## Start

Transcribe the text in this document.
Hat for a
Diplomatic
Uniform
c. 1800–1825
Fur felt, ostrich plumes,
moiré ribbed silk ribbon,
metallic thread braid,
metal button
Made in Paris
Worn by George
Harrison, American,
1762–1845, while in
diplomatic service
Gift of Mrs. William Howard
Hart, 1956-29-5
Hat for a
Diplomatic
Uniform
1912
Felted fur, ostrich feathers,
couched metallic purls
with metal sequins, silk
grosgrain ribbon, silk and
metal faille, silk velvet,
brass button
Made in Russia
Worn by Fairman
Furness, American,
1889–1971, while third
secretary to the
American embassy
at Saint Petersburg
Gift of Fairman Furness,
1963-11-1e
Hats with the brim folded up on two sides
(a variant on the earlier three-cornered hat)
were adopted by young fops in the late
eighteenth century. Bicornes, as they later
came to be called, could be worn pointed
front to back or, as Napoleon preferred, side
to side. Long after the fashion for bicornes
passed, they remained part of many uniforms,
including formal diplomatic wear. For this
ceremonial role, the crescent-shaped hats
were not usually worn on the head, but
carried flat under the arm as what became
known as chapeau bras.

## End

▶ **What needs to be done**: Go through the listing above and report how many of its lines contain the word "while", with only the number as output.

▶ **Exercise answer**: 2